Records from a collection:

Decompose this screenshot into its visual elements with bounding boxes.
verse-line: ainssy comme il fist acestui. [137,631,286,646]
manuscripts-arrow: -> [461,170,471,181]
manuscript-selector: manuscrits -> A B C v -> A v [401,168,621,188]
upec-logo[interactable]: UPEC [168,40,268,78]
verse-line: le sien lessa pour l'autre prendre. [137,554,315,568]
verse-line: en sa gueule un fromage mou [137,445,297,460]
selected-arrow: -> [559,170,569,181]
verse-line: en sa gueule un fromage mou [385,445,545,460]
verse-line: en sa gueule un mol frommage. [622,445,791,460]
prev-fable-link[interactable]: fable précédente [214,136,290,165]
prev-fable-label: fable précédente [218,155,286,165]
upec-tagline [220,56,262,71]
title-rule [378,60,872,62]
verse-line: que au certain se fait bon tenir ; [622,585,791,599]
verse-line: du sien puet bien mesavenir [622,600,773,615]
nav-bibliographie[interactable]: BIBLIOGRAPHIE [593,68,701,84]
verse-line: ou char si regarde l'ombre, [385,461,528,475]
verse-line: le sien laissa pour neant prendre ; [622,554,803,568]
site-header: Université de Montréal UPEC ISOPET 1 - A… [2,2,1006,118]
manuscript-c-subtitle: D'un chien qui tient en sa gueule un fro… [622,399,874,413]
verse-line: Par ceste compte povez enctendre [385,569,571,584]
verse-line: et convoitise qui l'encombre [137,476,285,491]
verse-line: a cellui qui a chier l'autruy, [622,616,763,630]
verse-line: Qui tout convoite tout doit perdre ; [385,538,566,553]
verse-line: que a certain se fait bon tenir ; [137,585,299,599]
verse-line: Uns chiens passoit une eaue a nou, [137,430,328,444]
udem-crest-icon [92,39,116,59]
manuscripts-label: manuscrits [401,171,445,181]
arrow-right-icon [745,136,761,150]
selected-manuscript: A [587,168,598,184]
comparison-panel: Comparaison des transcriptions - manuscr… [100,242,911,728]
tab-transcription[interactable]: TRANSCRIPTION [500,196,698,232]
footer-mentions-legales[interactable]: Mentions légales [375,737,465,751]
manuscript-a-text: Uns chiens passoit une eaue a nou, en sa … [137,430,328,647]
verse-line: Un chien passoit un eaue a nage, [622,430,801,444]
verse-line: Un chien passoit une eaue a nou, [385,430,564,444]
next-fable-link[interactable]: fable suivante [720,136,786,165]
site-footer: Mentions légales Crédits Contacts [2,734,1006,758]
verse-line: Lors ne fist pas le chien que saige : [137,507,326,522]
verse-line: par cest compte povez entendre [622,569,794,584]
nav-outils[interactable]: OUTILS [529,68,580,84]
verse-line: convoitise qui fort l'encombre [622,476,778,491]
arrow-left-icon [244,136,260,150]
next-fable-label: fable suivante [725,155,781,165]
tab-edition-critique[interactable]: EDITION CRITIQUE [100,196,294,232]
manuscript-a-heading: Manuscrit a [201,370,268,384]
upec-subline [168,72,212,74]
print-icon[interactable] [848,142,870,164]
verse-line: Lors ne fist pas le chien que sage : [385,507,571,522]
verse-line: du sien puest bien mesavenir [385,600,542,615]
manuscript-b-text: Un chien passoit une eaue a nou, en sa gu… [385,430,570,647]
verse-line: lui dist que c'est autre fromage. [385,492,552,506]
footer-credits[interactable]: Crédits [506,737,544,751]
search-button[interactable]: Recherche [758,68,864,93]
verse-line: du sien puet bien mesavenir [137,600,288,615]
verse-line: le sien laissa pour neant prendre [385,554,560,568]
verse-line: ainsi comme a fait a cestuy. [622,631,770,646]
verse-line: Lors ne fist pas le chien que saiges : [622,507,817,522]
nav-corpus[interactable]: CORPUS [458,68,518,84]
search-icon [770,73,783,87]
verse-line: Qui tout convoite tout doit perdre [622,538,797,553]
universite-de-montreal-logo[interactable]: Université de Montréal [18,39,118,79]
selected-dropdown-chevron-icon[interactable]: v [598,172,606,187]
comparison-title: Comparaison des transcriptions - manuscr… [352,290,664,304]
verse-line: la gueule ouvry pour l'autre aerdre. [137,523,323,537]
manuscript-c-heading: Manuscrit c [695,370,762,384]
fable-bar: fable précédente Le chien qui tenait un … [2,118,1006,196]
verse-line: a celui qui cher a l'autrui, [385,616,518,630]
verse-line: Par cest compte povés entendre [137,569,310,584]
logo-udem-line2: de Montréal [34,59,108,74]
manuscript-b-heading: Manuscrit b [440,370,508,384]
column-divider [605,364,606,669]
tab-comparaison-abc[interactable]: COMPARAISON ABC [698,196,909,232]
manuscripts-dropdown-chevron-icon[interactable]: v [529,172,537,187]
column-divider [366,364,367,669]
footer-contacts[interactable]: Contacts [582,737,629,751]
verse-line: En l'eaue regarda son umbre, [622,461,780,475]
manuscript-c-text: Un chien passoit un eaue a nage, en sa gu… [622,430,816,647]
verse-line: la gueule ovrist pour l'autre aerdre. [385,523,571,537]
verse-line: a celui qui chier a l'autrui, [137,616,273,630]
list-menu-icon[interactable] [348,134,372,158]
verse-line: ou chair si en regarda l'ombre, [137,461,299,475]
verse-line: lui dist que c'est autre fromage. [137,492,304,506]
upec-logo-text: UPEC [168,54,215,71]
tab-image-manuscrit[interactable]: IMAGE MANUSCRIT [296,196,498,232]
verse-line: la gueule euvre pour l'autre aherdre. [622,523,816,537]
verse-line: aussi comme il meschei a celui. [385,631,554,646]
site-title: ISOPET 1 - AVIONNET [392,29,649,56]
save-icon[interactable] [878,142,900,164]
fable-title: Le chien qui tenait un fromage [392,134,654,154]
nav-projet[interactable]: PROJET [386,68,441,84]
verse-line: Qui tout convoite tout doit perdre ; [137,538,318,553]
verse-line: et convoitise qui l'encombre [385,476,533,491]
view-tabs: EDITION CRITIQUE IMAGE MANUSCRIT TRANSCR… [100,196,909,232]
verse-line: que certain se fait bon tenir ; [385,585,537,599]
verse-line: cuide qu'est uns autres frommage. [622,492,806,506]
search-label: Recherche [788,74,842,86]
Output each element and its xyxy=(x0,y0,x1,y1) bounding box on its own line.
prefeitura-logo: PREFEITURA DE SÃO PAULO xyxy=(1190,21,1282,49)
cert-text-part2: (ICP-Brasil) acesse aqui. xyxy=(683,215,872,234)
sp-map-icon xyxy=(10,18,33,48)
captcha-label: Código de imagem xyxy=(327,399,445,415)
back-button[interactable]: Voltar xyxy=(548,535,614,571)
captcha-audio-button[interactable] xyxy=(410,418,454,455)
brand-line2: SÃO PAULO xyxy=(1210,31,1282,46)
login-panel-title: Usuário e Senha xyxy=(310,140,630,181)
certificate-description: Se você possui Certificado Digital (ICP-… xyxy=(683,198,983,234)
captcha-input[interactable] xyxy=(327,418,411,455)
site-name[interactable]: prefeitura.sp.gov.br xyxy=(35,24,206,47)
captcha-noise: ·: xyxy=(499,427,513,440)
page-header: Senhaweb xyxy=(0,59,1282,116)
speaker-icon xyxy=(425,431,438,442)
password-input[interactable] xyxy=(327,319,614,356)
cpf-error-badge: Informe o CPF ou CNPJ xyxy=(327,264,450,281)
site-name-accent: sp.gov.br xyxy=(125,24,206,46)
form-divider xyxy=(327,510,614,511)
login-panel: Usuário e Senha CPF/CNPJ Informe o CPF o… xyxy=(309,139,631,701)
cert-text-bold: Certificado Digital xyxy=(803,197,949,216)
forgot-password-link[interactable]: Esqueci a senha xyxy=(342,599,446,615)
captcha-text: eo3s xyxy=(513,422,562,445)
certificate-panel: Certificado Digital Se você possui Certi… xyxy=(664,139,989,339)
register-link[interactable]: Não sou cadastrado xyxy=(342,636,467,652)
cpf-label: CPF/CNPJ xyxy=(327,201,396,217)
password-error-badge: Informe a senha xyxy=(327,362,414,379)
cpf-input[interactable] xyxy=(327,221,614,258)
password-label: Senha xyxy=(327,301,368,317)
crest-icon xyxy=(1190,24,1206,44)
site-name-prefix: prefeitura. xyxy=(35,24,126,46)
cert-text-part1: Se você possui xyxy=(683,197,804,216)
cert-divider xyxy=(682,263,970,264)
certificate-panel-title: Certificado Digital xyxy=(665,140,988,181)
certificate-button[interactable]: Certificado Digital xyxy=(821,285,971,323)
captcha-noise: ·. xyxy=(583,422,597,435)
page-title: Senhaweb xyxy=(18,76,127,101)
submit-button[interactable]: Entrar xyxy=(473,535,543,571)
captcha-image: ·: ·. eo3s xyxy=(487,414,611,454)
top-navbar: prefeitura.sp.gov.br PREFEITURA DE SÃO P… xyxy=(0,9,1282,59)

(Given task) Copy everything from the start of the material down to the line that contains "verse-line: du sien puet bien mesavenir [622,600,773,615]", including that line, reproducing each line without any change.

(Answer to this exercise)
Decompose this screenshot into its visual elements with bounding boxes.
verse-line: ainssy comme il fist acestui. [137,631,286,646]
manuscripts-arrow: -> [461,170,471,181]
manuscript-selector: manuscrits -> A B C v -> A v [401,168,621,188]
upec-logo[interactable]: UPEC [168,40,268,78]
verse-line: le sien lessa pour l'autre prendre. [137,554,315,568]
verse-line: en sa gueule un fromage mou [137,445,297,460]
selected-arrow: -> [559,170,569,181]
verse-line: en sa gueule un fromage mou [385,445,545,460]
verse-line: en sa gueule un mol frommage. [622,445,791,460]
prev-fable-link[interactable]: fable précédente [214,136,290,165]
prev-fable-label: fable précédente [218,155,286,165]
upec-tagline [220,56,262,71]
title-rule [378,60,872,62]
verse-line: que au certain se fait bon tenir ; [622,585,791,599]
verse-line: du sien puet bien mesavenir [622,600,773,615]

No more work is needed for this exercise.